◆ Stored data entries

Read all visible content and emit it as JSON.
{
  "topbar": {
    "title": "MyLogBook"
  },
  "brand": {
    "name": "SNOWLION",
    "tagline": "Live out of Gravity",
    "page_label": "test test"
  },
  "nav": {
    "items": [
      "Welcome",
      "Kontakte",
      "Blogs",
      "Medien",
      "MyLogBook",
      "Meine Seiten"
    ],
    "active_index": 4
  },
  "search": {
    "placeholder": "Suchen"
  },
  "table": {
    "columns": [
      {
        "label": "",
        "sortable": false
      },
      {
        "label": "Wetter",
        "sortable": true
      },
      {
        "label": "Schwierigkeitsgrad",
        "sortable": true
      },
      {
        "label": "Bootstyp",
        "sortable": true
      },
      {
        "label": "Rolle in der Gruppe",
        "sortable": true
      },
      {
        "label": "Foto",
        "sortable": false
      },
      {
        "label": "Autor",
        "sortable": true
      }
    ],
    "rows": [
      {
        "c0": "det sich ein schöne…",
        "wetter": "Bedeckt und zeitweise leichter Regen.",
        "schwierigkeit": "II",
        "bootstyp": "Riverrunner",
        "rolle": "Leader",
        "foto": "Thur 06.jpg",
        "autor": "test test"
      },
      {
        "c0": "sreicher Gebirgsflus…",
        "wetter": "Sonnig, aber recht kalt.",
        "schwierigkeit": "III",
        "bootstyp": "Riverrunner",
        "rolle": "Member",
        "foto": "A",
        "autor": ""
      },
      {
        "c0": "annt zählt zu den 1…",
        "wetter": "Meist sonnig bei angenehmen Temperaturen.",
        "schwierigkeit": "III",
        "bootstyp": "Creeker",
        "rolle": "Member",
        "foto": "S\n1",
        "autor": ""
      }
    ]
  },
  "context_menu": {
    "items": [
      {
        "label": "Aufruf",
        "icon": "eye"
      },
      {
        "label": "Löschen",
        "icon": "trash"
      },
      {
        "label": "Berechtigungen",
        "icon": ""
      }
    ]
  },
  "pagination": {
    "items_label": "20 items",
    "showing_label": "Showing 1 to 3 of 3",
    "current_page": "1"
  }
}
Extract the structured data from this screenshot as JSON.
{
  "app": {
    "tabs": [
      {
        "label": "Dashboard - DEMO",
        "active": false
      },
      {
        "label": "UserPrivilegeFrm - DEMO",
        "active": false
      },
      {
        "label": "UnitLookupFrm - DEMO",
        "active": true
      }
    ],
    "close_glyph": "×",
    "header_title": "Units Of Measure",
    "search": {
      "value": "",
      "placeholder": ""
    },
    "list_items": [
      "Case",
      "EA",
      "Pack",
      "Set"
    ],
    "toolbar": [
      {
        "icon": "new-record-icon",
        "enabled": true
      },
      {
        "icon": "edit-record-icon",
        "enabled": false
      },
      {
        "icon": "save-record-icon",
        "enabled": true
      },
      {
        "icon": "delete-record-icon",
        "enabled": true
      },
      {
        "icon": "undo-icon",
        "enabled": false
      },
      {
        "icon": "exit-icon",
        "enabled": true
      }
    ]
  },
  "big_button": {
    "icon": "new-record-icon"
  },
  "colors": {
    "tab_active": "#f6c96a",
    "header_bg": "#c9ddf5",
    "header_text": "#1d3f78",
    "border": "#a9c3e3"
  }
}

◆ WHAT IS EXPECTED
Repeat exactly the lines from the line containing "Extract the structured" through the end of the listing above; both boundary lines are part of the output.

◆ TASK ANSWER
Extract the structured data from this screenshot as JSON.
{
  "app": {
    "tabs": [
      {
        "label": "Dashboard - DEMO",
        "active": false
      },
      {
        "label": "UserPrivilegeFrm - DEMO",
        "active": false
      },
      {
        "label": "UnitLookupFrm - DEMO",
        "active": true
      }
    ],
    "close_glyph": "×",
    "header_title": "Units Of Measure",
    "search": {
      "value": "",
      "placeholder": ""
    },
    "list_items": [
      "Case",
      "EA",
      "Pack",
      "Set"
    ],
    "toolbar": [
      {
        "icon": "new-record-icon",
        "enabled": true
      },
      {
        "icon": "edit-record-icon",
        "enabled": false
      },
      {
        "icon": "save-record-icon",
        "enabled": true
      },
      {
        "icon": "delete-record-icon",
        "enabled": true
      },
      {
        "icon": "undo-icon",
        "enabled": false
      },
      {
        "icon": "exit-icon",
        "enabled": true
      }
    ]
  },
  "big_button": {
    "icon": "new-record-icon"
  },
  "colors": {
    "tab_active": "#f6c96a",
    "header_bg": "#c9ddf5",
    "header_text": "#1d3f78",
    "border": "#a9c3e3"
  }
}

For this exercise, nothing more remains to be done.